*SHORT PROBLEM:* Track down every line below that holds "files" and copy it.

* Begin PROVIDED RECORDS *

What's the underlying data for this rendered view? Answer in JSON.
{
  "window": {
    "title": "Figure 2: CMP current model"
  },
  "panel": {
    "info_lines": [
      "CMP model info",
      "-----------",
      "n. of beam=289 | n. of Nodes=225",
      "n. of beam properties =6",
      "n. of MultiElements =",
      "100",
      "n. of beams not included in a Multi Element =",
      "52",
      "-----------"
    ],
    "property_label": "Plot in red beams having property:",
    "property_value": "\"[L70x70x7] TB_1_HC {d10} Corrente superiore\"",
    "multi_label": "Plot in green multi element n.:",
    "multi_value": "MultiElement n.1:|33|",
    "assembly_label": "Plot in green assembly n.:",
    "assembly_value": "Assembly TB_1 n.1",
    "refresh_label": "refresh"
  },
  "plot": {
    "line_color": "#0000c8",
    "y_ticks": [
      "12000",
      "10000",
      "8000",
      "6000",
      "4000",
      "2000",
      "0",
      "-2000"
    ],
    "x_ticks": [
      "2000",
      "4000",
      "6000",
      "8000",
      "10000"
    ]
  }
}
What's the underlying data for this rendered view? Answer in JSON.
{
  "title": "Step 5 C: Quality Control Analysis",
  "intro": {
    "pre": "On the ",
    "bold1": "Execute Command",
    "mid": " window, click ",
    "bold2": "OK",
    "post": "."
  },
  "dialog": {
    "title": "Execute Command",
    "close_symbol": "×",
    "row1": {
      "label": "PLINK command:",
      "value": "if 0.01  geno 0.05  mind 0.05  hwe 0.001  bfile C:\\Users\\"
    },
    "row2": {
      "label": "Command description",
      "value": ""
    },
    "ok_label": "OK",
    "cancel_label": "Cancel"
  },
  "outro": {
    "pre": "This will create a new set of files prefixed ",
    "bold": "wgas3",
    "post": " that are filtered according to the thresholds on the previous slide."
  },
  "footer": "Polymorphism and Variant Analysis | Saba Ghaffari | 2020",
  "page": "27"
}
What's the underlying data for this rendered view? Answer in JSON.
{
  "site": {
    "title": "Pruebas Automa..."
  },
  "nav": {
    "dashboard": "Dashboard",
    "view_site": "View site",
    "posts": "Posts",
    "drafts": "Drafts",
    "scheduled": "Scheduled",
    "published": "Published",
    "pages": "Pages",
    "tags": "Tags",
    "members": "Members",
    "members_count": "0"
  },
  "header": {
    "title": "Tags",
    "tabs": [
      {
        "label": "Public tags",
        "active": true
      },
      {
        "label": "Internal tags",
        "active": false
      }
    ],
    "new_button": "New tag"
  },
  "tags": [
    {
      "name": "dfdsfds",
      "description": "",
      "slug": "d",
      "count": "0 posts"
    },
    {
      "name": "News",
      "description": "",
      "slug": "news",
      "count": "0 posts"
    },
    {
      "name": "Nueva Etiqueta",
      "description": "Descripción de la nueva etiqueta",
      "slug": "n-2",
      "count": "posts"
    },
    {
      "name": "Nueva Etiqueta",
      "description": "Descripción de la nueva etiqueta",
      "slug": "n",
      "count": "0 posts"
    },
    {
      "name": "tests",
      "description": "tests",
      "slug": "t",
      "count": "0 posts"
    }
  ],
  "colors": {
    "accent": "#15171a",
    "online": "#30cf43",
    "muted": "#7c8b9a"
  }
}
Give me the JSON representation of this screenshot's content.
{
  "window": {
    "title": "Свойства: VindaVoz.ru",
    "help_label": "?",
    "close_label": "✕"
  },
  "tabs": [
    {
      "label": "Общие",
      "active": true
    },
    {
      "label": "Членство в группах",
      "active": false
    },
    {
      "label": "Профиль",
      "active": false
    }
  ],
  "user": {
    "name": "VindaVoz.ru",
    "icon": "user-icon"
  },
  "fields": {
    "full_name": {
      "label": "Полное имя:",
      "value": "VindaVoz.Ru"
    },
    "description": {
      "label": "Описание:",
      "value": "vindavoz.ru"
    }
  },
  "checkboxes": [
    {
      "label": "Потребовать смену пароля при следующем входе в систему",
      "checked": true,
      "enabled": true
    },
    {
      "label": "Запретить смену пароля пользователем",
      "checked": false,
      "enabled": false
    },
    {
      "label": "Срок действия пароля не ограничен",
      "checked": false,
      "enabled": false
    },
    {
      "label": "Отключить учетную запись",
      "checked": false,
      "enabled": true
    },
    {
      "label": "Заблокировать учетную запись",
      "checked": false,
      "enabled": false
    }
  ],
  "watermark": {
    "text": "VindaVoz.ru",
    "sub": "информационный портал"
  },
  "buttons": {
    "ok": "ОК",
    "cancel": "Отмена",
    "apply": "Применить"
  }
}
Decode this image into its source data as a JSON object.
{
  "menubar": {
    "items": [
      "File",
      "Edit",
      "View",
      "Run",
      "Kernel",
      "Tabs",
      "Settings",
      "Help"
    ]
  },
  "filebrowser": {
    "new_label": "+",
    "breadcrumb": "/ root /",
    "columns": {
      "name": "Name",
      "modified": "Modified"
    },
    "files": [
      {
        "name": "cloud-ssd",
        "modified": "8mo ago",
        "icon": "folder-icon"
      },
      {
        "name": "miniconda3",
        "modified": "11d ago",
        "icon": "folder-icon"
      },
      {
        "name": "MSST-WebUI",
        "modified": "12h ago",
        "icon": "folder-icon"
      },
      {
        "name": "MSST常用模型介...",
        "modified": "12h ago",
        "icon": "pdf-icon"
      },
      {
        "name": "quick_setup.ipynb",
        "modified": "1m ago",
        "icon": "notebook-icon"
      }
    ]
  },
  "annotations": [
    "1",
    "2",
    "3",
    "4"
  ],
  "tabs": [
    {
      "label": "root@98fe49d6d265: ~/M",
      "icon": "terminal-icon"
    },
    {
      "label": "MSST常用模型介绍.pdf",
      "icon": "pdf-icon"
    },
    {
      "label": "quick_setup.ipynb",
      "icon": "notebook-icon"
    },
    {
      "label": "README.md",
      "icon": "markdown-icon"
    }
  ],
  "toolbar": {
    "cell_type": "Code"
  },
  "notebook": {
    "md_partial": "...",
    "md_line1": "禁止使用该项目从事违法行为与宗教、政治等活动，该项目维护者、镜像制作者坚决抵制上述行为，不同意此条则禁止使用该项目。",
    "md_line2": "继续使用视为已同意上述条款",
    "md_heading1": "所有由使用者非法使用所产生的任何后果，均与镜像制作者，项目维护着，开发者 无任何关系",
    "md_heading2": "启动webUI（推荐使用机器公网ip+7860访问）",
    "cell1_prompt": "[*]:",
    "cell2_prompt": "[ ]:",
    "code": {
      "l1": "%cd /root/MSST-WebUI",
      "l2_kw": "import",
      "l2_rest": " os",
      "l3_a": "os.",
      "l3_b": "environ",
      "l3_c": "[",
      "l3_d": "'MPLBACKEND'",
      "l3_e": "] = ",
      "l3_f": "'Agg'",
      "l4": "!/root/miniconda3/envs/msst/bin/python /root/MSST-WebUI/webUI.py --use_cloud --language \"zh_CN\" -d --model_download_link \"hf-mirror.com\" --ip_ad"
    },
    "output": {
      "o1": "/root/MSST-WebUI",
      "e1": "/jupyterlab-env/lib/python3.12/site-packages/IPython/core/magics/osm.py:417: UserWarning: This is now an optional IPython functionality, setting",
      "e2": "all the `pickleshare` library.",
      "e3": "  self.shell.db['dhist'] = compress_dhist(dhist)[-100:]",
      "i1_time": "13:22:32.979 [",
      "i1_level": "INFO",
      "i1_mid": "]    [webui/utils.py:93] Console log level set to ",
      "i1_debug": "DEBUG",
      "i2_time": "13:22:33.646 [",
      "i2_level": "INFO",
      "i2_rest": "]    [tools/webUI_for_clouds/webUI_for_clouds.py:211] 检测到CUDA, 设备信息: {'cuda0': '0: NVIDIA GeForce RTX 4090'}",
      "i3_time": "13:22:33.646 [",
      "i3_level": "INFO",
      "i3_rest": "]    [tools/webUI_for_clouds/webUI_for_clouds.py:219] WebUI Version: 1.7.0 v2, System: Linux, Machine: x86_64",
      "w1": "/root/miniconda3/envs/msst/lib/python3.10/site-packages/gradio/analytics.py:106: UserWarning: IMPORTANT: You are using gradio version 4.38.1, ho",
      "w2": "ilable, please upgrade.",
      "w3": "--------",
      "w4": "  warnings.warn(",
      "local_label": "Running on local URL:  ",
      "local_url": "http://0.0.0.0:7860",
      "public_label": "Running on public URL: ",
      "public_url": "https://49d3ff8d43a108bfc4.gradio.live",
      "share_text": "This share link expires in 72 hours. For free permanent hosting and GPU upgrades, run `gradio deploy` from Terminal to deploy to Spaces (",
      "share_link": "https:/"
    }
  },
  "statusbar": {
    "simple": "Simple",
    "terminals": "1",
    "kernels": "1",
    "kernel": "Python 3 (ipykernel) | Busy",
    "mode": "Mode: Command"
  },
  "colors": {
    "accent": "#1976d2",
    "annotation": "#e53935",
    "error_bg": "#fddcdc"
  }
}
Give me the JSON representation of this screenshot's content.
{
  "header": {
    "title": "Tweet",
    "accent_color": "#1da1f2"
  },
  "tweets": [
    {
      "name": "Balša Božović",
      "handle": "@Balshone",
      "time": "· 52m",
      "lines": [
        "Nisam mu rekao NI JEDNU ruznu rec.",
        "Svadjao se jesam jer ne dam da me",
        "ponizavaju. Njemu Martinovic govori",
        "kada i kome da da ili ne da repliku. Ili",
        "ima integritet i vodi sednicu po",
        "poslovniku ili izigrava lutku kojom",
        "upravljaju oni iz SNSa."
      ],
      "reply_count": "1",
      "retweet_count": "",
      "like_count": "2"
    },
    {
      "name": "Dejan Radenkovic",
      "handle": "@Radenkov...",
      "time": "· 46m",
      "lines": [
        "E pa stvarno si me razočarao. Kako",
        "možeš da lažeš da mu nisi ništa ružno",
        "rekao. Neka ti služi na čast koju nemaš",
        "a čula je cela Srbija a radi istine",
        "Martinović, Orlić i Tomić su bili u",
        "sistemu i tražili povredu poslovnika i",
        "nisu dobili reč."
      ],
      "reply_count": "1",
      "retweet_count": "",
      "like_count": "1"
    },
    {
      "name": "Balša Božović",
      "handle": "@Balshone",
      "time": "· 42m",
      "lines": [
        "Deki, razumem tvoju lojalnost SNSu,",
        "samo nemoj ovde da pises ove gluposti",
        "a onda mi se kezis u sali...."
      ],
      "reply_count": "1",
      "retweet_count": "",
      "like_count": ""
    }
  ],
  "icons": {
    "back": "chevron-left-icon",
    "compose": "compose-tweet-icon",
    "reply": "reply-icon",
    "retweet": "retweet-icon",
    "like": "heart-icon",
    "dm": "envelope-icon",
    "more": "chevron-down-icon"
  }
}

* End PROVIDED RECORDS *

*RIGHT ANSWER:*
    "pre": "This will create a new set of files prefixed ",
    "files": [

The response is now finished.